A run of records
──────
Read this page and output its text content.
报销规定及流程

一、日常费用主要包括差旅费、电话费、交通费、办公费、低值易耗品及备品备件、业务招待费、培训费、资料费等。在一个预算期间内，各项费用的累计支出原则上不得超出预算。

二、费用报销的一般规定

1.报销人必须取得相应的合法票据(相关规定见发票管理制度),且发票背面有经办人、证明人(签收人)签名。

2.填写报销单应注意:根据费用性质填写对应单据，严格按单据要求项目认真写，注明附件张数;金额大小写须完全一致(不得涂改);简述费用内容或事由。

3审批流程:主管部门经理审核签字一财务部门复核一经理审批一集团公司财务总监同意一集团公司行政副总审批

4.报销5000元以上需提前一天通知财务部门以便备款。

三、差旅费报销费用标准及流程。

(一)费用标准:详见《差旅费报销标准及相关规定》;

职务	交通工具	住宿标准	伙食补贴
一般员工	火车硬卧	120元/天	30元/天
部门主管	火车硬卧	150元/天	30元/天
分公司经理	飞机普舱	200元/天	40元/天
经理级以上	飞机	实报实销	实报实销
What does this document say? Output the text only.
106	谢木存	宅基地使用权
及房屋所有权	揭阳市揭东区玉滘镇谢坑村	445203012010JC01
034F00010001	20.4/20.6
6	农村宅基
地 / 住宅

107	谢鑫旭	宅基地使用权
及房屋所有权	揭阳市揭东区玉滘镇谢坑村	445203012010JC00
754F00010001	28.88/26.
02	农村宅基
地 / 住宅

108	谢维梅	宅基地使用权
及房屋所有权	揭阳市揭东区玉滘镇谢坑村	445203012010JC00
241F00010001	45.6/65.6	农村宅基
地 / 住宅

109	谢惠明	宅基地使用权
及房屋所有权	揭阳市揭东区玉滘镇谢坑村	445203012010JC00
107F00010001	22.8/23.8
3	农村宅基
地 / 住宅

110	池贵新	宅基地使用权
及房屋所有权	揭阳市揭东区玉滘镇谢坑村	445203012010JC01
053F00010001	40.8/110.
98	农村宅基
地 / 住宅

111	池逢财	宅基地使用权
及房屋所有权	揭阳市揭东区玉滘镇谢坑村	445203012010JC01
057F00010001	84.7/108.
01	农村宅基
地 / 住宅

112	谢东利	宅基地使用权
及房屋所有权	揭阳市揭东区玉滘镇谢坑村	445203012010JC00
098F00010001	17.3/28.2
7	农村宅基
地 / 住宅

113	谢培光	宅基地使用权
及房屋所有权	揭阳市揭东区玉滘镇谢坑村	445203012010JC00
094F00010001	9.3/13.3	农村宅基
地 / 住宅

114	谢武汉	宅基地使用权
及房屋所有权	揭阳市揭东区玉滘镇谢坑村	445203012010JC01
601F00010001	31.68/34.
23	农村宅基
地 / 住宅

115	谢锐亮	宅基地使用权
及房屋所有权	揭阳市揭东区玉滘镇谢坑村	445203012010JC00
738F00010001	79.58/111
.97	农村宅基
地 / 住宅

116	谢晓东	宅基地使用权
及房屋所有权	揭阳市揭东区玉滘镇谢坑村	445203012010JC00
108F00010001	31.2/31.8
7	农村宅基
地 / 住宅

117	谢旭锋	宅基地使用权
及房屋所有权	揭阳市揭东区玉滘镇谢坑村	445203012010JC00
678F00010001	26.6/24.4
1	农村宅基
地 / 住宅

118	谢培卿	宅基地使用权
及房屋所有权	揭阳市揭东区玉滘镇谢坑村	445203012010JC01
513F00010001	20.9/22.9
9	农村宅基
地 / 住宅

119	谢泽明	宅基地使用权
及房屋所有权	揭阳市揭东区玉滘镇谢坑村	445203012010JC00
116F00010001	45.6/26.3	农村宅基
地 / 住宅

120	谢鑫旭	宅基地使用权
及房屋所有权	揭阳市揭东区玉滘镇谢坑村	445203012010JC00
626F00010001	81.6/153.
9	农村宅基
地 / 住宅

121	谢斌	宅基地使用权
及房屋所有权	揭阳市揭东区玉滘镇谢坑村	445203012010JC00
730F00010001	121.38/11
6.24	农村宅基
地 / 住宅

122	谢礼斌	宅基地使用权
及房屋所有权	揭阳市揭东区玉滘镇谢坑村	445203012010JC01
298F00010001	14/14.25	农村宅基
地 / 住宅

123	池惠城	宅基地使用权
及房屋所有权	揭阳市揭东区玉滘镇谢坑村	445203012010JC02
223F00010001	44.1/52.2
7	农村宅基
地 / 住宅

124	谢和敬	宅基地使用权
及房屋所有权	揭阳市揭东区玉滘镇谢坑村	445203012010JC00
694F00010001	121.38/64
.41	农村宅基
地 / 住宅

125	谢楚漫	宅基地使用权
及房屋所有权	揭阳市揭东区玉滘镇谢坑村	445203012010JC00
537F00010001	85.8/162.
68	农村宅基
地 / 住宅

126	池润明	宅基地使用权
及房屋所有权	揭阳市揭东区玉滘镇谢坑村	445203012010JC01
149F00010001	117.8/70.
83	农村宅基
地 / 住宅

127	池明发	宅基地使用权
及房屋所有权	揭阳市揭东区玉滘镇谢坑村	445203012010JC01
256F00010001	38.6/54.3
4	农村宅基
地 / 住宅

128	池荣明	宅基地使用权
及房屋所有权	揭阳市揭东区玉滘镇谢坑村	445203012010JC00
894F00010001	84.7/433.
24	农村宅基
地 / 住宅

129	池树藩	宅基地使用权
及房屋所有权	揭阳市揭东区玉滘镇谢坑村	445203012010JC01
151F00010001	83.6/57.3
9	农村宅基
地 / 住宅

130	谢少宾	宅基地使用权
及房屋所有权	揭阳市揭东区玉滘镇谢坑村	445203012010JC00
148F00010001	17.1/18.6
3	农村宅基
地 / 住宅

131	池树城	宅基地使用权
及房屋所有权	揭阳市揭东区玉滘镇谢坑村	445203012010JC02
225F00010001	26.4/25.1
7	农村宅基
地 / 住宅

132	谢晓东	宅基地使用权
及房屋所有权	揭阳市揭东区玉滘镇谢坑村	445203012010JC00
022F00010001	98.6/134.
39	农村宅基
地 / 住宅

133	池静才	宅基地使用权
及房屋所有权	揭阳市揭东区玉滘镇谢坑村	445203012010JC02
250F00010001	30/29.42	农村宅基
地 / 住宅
──────
• **Written instruction**: Go through the data above and find the lines with the word "this". Copy each of those lines.

• **Reply to the task**:
Read this page and output its text content.
What does this document say? Output the text only.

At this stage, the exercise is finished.